>> Begin Passage shown

The opinion of the court was delivered by: Walls, Senior District Judge



Defendants Boaz Aviani and John Hanczor move for judgment on the pleadings pursuant to Federal Rules of Civil Procedure 12(c) and 12(h)(2). It is unclear exactly what the defendants are being sued for, since there are no causes of action identified in the complaint. However, to the extent that the plaintiff seeks to hold the individual defendants liable on any claim, the defendants argue that the allegations in the complaint are insufficient to pierce the corporate veil. Plaintiff Rose Containerline, Inc. ("Rose Containerline") opposes the motion. Pursuant to Rule 78 of the Federal Rules of Civil Procedure, the motion is decided without oral argument. Defendants' motion for judgment on the pleadings is granted.


The factual circumstances of this case are not well pled nor well briefed. To the best of the Court's knowledge, this case arises out of a contract for the transportation of goods via ocean freight between Rose Containerline and Omega Shipping Co. ("Omega"). During the relevant period, defendants Boaz Aviani and John Hanczor were the principal officers, owners and shareholders of Omega. (Answer, ¶¶ 3, 4.)

On or about September of 2008, the defendants contracted with the plaintiff for the transportation of twenty-two containers from Limestone, Maine, USA, to Dubai, UAE. (Compl. "First Count" ¶ 2.)*fn1 These containers were to be transported across the ocean by a carrier steamship line, Mediterranean Shipping Co. (Compl. ¶ 3.) The items being shipped were used engine blocks. (Compl. Ex. A.) The Court can only surmise that the engine blocks fell during transport, since it is alleged that the defendants did not "properly block/stack/and or brace the cargo prior to shipment." (Compl. "First Count" ¶ 6.) The Court again assumes that, once the engines fell, they leaked some unidentified hazardous substance into the containers. It is alleged that the defendants "were aware of the hazardous nature of the cargo," (Compl. "Second Count" ¶ 3), "fail[ed] to properly drain the cargo," (Compl. "Second Count" ¶ 4) and "failed to notify plaintiff of the hazardous nature of the cargo." (Compl. "Second Count" ¶ 1.)

>> End Passage shown
>> Begin Entries supplied

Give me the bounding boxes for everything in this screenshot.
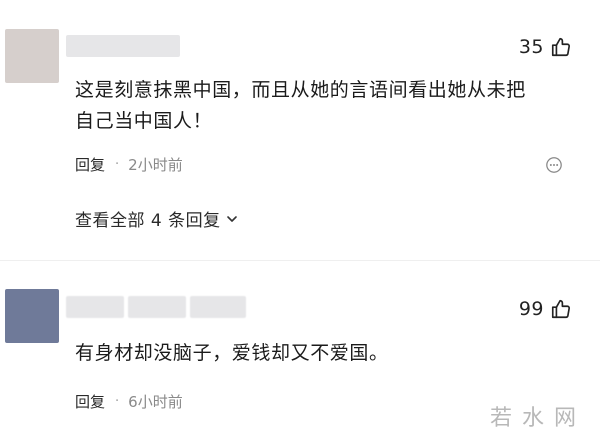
more-dots-icon[interactable] (544, 155, 564, 175)
view-replies-label: 查看全部 4 条回复 (75, 211, 221, 231)
timestamp: 2小时前 (128, 156, 183, 174)
thumbs-up-icon (550, 298, 572, 320)
comment-text-line: 这是刻意抹黑中国，而且从她的言语间看出她从未把 (75, 79, 526, 101)
reply-button[interactable]: 回复 (75, 154, 105, 175)
separator-dot: · (115, 157, 120, 172)
comment-text-line: 有身材却没脑子，爱钱却又不爱国。 (75, 342, 389, 364)
view-all-replies-button[interactable]: 查看全部 4 条回复 (75, 206, 239, 231)
comment-meta: 回复 · 2小时前 (75, 154, 183, 175)
comment-text: 这是刻意抹黑中国，而且从她的言语间看出她从未把 自己当中国人！ (75, 75, 526, 137)
comment-text: 有身材却没脑子，爱钱却又不爱国。 (75, 338, 389, 369)
avatar[interactable] (5, 289, 59, 343)
reply-button[interactable]: 回复 (75, 391, 105, 412)
comment-meta: 回复 · 6小时前 (75, 391, 183, 412)
like-count: 35 (518, 36, 544, 58)
like-button[interactable]: 99 (519, 298, 572, 320)
avatar[interactable] (5, 29, 59, 83)
like-count: 99 (518, 298, 544, 320)
timestamp: 6小时前 (128, 393, 183, 411)
separator-dot: · (115, 394, 120, 409)
username-redacted (128, 296, 186, 318)
divider (0, 260, 600, 261)
watermark: 若水网 (489, 406, 586, 431)
thumbs-up-icon (550, 36, 572, 58)
like-button[interactable]: 35 (519, 36, 572, 58)
username-redacted (66, 296, 124, 318)
comment-text-line: 自己当中国人！ (75, 110, 213, 132)
chevron-down-icon (221, 212, 239, 226)
username-redacted (66, 35, 180, 57)
username-redacted (190, 296, 246, 318)
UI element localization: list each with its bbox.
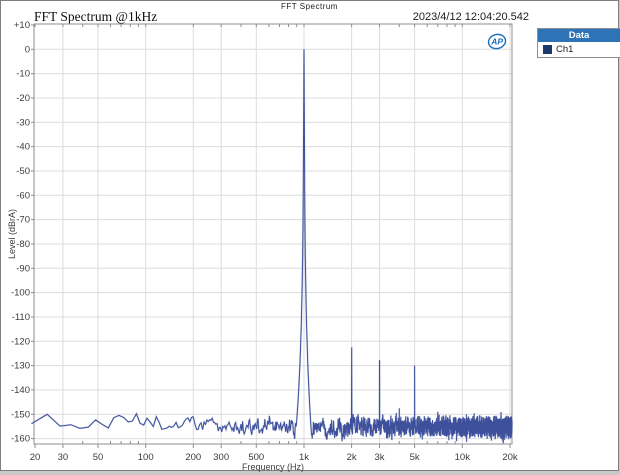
legend-swatch (543, 45, 552, 54)
svg-text:-100: -100 (11, 288, 30, 299)
svg-text:20: 20 (30, 452, 41, 463)
svg-text:-130: -130 (11, 361, 30, 372)
svg-text:300: 300 (213, 452, 229, 463)
svg-text:20k: 20k (502, 452, 518, 463)
tick-labels: +10 0 -10 -20 -30 -40 -50 -60 -70 -80 -90 -100 -110 -… (11, 20, 518, 463)
ap-logo-icon: AP (486, 32, 508, 51)
svg-text:-50: -50 (16, 166, 30, 177)
svg-text:5k: 5k (410, 452, 420, 463)
svg-text:2k: 2k (347, 452, 357, 463)
svg-text:-110: -110 (12, 312, 30, 323)
svg-text:-60: -60 (16, 190, 30, 201)
svg-text:-10: -10 (16, 69, 30, 80)
svg-text:30: 30 (58, 452, 69, 463)
spectrum-trace-halo (32, 49, 513, 443)
svg-text:-120: -120 (11, 336, 30, 347)
svg-text:50: 50 (93, 452, 104, 463)
svg-text:-150: -150 (11, 409, 30, 420)
svg-text:0: 0 (25, 44, 30, 55)
svg-text:-20: -20 (16, 93, 30, 104)
svg-text:1k: 1k (299, 452, 309, 463)
svg-text:-90: -90 (16, 263, 30, 274)
legend-header: Data (538, 29, 620, 42)
svg-text:-140: -140 (11, 385, 30, 396)
svg-text:-160: -160 (11, 434, 30, 445)
legend-item-ch1[interactable]: Ch1 (538, 42, 620, 57)
legend-item-label: Ch1 (556, 44, 573, 55)
legend-body: Ch1 (538, 42, 620, 57)
plot-frame (34, 24, 512, 444)
svg-text:500: 500 (248, 452, 264, 463)
svg-text:-80: -80 (16, 239, 30, 250)
axis-ticks (31, 24, 510, 448)
svg-text:-30: -30 (16, 117, 30, 128)
svg-text:200: 200 (185, 452, 201, 463)
graph-window: FFT Spectrum FFT Spectrum @1kHz 2023/4/1… (0, 0, 619, 471)
svg-text:+10: +10 (14, 20, 30, 31)
svg-text:-40: -40 (16, 142, 30, 153)
svg-text:100: 100 (138, 452, 154, 463)
legend-panel[interactable]: Data Ch1 (537, 28, 620, 58)
gridlines (34, 24, 512, 444)
svg-text:10k: 10k (455, 452, 471, 463)
spectrum-plot[interactable]: +10 0 -10 -20 -30 -40 -50 -60 -70 -80 -90 -100 -110 -… (1, 1, 620, 475)
spectrum-trace (32, 49, 513, 443)
svg-text:AP: AP (490, 37, 503, 47)
svg-text:3k: 3k (374, 452, 384, 463)
svg-text:-70: -70 (16, 215, 30, 226)
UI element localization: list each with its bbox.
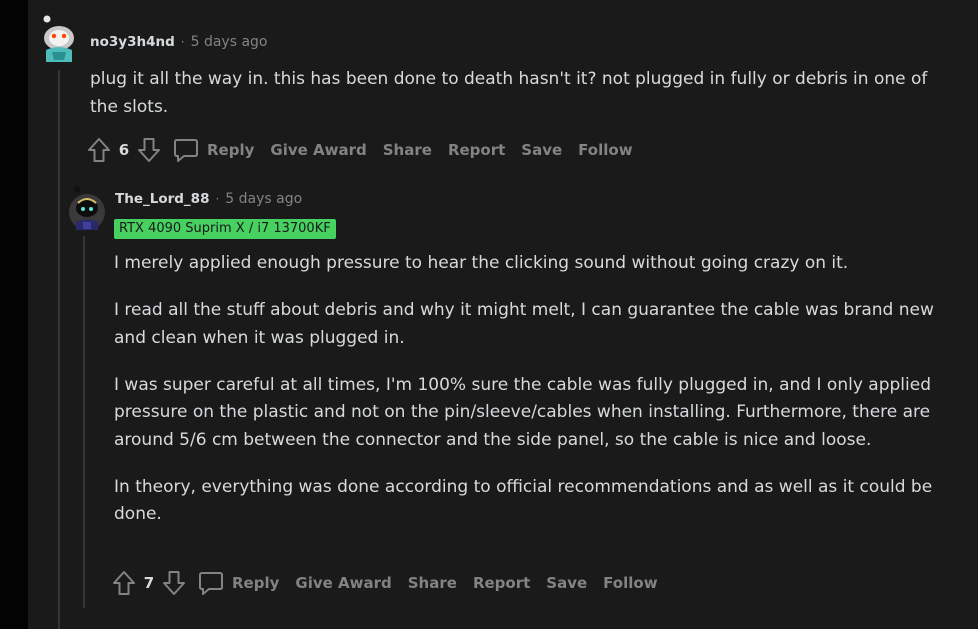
comment-paragraph: I was super careful at all times, I'm 10… [114,374,931,450]
author-link[interactable]: no3y3h4nd [90,34,175,50]
comment-paragraph: I merely applied enough pressure to hear… [114,253,849,273]
upvote-arrow-icon [113,571,135,595]
reply-button[interactable]: Reply [173,137,254,163]
author-link[interactable]: The_Lord_88 [115,191,209,207]
meta-separator: · [215,192,220,206]
comment-paragraph: I read all the stuff about debris and wh… [114,300,934,348]
user-flair: RTX 4090 Suprim X / i7 13700KF [114,219,336,239]
report-button[interactable]: Report [473,574,530,592]
vote-score: 6 [118,141,130,159]
reply-label: Reply [232,574,280,592]
save-button[interactable]: Save [546,574,587,592]
comment-bubble-icon [199,572,223,595]
upvote-button[interactable] [85,136,113,164]
comment-paragraph: In theory, everything was done according… [114,476,933,525]
comment-bubble-icon [174,139,198,162]
give-award-button[interactable]: Give Award [270,141,366,159]
follow-button[interactable]: Follow [603,574,657,592]
follow-button[interactable]: Follow [578,141,632,159]
snoo-avatar-icon [69,185,105,230]
avatar[interactable] [68,184,106,234]
comment-meta: The_Lord_88 · 5 days ago [115,191,302,207]
downvote-arrow-icon [138,138,160,162]
comment-meta: no3y3h4nd · 5 days ago [90,34,267,50]
comment-thread: no3y3h4nd · 5 days ago plug it all the w… [28,0,978,629]
comment-actions: 6 Reply Give Award Share Report Save Fol… [85,134,649,166]
reply-button[interactable]: Reply [198,570,279,596]
comment-body: plug it all the way in. this has been do… [90,66,930,121]
give-award-button[interactable]: Give Award [295,574,391,592]
timestamp[interactable]: 5 days ago [225,191,302,207]
meta-separator: · [180,35,185,49]
thread-line[interactable] [58,70,60,629]
downvote-button[interactable] [135,136,163,164]
vote-score: 7 [143,574,155,592]
avatar[interactable] [40,14,78,62]
save-button[interactable]: Save [521,141,562,159]
thread-line[interactable] [83,236,85,608]
report-button[interactable]: Report [448,141,505,159]
comment-body: I merely applied enough pressure to hear… [114,250,934,529]
snoo-avatar-icon [43,15,74,62]
reply-label: Reply [207,141,255,159]
share-button[interactable]: Share [408,574,457,592]
upvote-arrow-icon [88,138,110,162]
upvote-button[interactable] [110,569,138,597]
comment-paragraph: plug it all the way in. this has been do… [90,69,928,117]
downvote-arrow-icon [163,571,185,595]
downvote-button[interactable] [160,569,188,597]
comment-actions: 7 Reply Give Award Share Report Save Fol… [110,567,674,599]
share-button[interactable]: Share [383,141,432,159]
timestamp[interactable]: 5 days ago [191,34,268,50]
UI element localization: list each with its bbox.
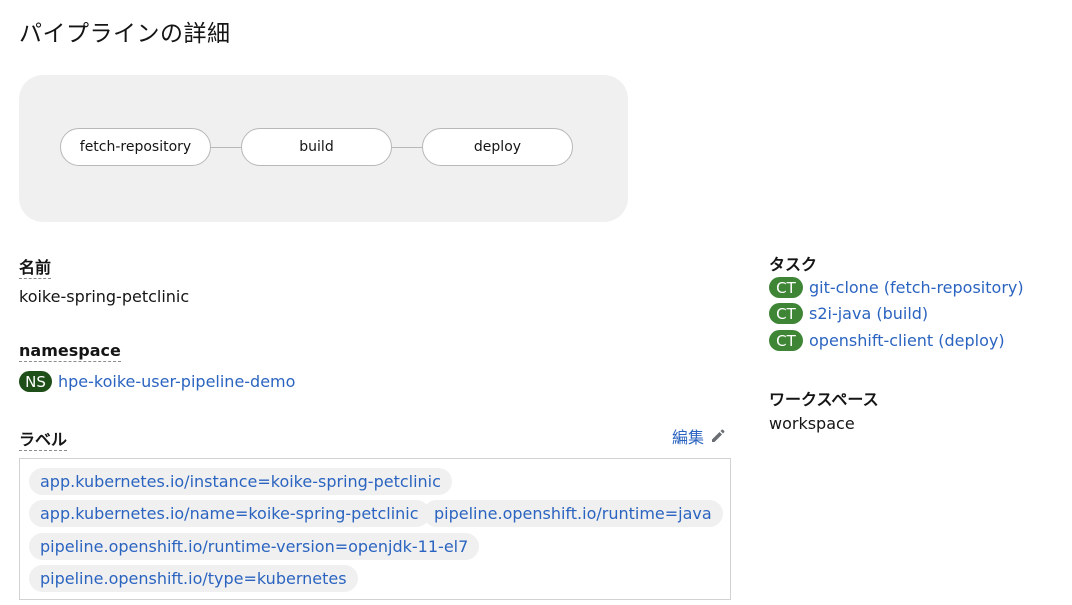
pipeline-node-deploy[interactable]: deploy [422, 128, 573, 166]
pipeline-node-build[interactable]: build [241, 128, 392, 166]
workspaces-label: ワークスペース [769, 390, 879, 409]
pipeline-edge [391, 147, 423, 148]
edit-labels-label: 編集 [672, 428, 705, 447]
pencil-icon [712, 429, 725, 442]
task-item: CT git-clone (fetch-repository) [769, 277, 1024, 298]
task-badge: CT [769, 303, 803, 324]
name-value: koike-spring-petclinic [19, 287, 190, 306]
task-badge: CT [769, 277, 803, 298]
task-badge: CT [769, 330, 803, 351]
label-chip[interactable]: app.kubernetes.io/instance=koike-spring-… [29, 468, 452, 495]
pipeline-edge [210, 147, 242, 148]
task-link[interactable]: git-clone (fetch-repository) [809, 278, 1024, 297]
pipeline-node-fetch-repository[interactable]: fetch-repository [60, 128, 211, 166]
page-title: パイプラインの詳細 [19, 21, 231, 47]
pipeline-topology: fetch-repository build deploy [19, 75, 628, 222]
labels-label: ラベル [19, 430, 68, 451]
label-chip[interactable]: pipeline.openshift.io/type=kubernetes [29, 565, 358, 592]
label-chip[interactable]: pipeline.openshift.io/runtime-version=op… [29, 533, 480, 560]
namespace-link[interactable]: hpe-koike-user-pipeline-demo [58, 372, 295, 391]
name-label: 名前 [19, 258, 52, 279]
task-item: CT s2i-java (build) [769, 303, 928, 324]
workspaces-value: workspace [769, 414, 855, 433]
task-link[interactable]: openshift-client (deploy) [809, 331, 1005, 350]
label-chip[interactable]: app.kubernetes.io/name=koike-spring-petc… [29, 500, 430, 527]
tasks-label: タスク [769, 255, 818, 274]
namespace-row: NS hpe-koike-user-pipeline-demo [19, 371, 295, 392]
namespace-label: namespace [19, 341, 121, 362]
task-item: CT openshift-client (deploy) [769, 330, 1005, 351]
labels-box: app.kubernetes.io/instance=koike-spring-… [19, 458, 731, 600]
namespace-badge: NS [19, 371, 52, 392]
label-chip[interactable]: pipeline.openshift.io/runtime=java [423, 500, 723, 527]
edit-labels-button[interactable]: 編集 [672, 424, 726, 448]
task-link[interactable]: s2i-java (build) [809, 304, 928, 323]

>> End Entries supplied

Retype part of the court opinion passage word for word: begin at the words that have "The factual circumstances" and stop after "(Answer, ¶¶ 3, 4.)".

The factual circumstances of this case are not well pled nor well briefed. To the best of the Court's knowledge, this case arises out of a contract for the transportation of goods via ocean freight between Rose Containerline and Omega Shipping Co. ("Omega"). During the relevant period, defendants Boaz Aviani and John Hanczor were the principal officers, owners and shareholders of Omega. (Answer, ¶¶ 3, 4.)